*WORK INSTRUCTIONS*
In your copy, reproduce the entries exactly as they are, minus the images.
______________________________
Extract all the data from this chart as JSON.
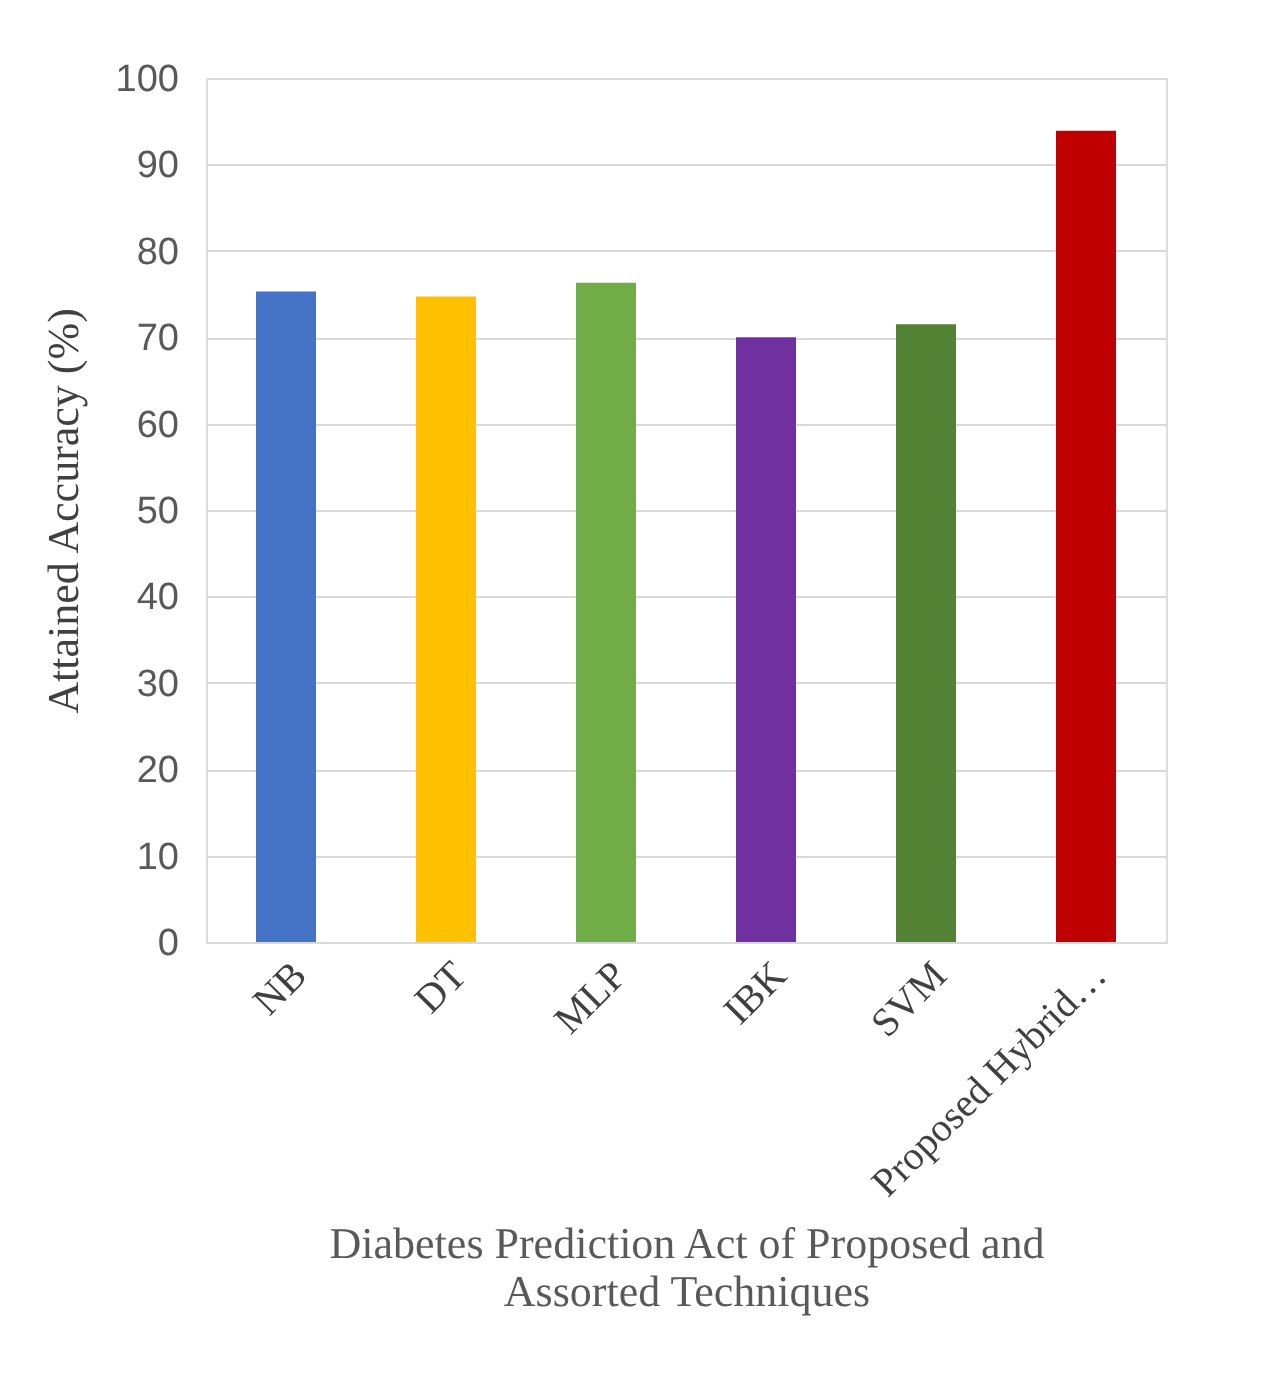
{
  "chart_data": {
    "type": "bar",
    "categories": [
      "NB",
      "DT",
      "MLP",
      "IBK",
      "SVM",
      "Proposed Hybrid…"
    ],
    "values": [
      75.3,
      74.7,
      76.3,
      70.0,
      71.5,
      93.9
    ],
    "colors": [
      "#4472c4",
      "#ffc000",
      "#70ad47",
      "#7030a0",
      "#548235",
      "#c00000"
    ],
    "xlabel": "Diabetes Prediction Act of Proposed and Assorted Techniques",
    "ylabel": "Attained Accuracy (%)",
    "ylim": [
      0,
      100
    ],
    "yticks": [
      0,
      10,
      20,
      30,
      40,
      50,
      60,
      70,
      80,
      90,
      100
    ],
    "grid": "y"
  }
}
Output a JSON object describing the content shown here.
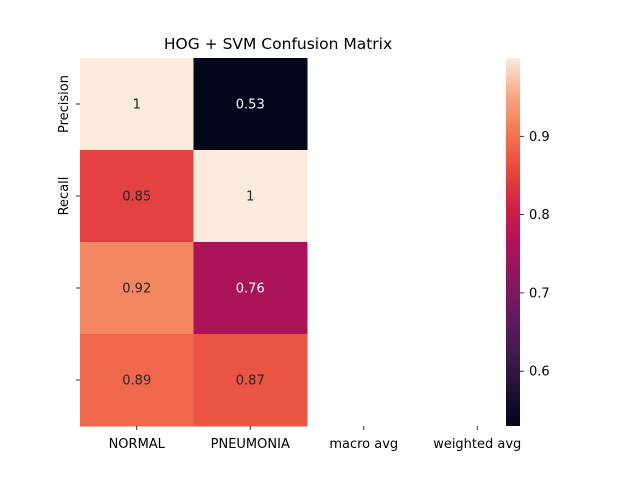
{
  "chart_data": {
    "type": "heatmap",
    "title": "HOG + SVM Confusion Matrix",
    "x_categories": [
      "NORMAL",
      "PNEUMONIA",
      "macro avg",
      "weighted avg"
    ],
    "y_tick_labels": [
      "Precision",
      "Recall",
      "",
      ""
    ],
    "values": [
      [
        1,
        0.53,
        null,
        null
      ],
      [
        0.85,
        1,
        null,
        null
      ],
      [
        0.92,
        0.76,
        null,
        null
      ],
      [
        0.89,
        0.87,
        null,
        null
      ]
    ],
    "value_labels": [
      [
        "1",
        "0.53",
        "",
        ""
      ],
      [
        "0.85",
        "1",
        "",
        ""
      ],
      [
        "0.92",
        "0.76",
        "",
        ""
      ],
      [
        "0.89",
        "0.87",
        "",
        ""
      ]
    ],
    "colorbar": {
      "min": 0.53,
      "max": 1.0,
      "ticks": [
        0.6,
        0.7,
        0.8,
        0.9
      ],
      "tick_labels": [
        "0.6",
        "0.7",
        "0.8",
        "0.9"
      ],
      "colormap": "rocket"
    }
  }
}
______________________________
*OUTPUT*
Extract all the data from this chart as JSON.
{
  "chart_data": {
    "type": "bar",
    "categories": [
      "NB",
      "DT",
      "MLP",
      "IBK",
      "SVM",
      "Proposed Hybrid…"
    ],
    "values": [
      75.3,
      74.7,
      76.3,
      70.0,
      71.5,
      93.9
    ],
    "colors": [
      "#4472c4",
      "#ffc000",
      "#70ad47",
      "#7030a0",
      "#548235",
      "#c00000"
    ],
    "xlabel": "Diabetes Prediction Act of Proposed and Assorted Techniques",
    "ylabel": "Attained Accuracy (%)",
    "ylim": [
      0,
      100
    ],
    "yticks": [
      0,
      10,
      20,
      30,
      40,
      50,
      60,
      70,
      80,
      90,
      100
    ],
    "grid": "y"
  }
}
Output a JSON object describing the content shown here.
{
  "chart_data": {
    "type": "heatmap",
    "title": "HOG + SVM Confusion Matrix",
    "x_categories": [
      "NORMAL",
      "PNEUMONIA",
      "macro avg",
      "weighted avg"
    ],
    "y_tick_labels": [
      "Precision",
      "Recall",
      "",
      ""
    ],
    "values": [
      [
        1,
        0.53,
        null,
        null
      ],
      [
        0.85,
        1,
        null,
        null
      ],
      [
        0.92,
        0.76,
        null,
        null
      ],
      [
        0.89,
        0.87,
        null,
        null
      ]
    ],
    "value_labels": [
      [
        "1",
        "0.53",
        "",
        ""
      ],
      [
        "0.85",
        "1",
        "",
        ""
      ],
      [
        "0.92",
        "0.76",
        "",
        ""
      ],
      [
        "0.89",
        "0.87",
        "",
        ""
      ]
    ],
    "colorbar": {
      "min": 0.53,
      "max": 1.0,
      "ticks": [
        0.6,
        0.7,
        0.8,
        0.9
      ],
      "tick_labels": [
        "0.6",
        "0.7",
        "0.8",
        "0.9"
      ],
      "colormap": "rocket"
    }
  }
}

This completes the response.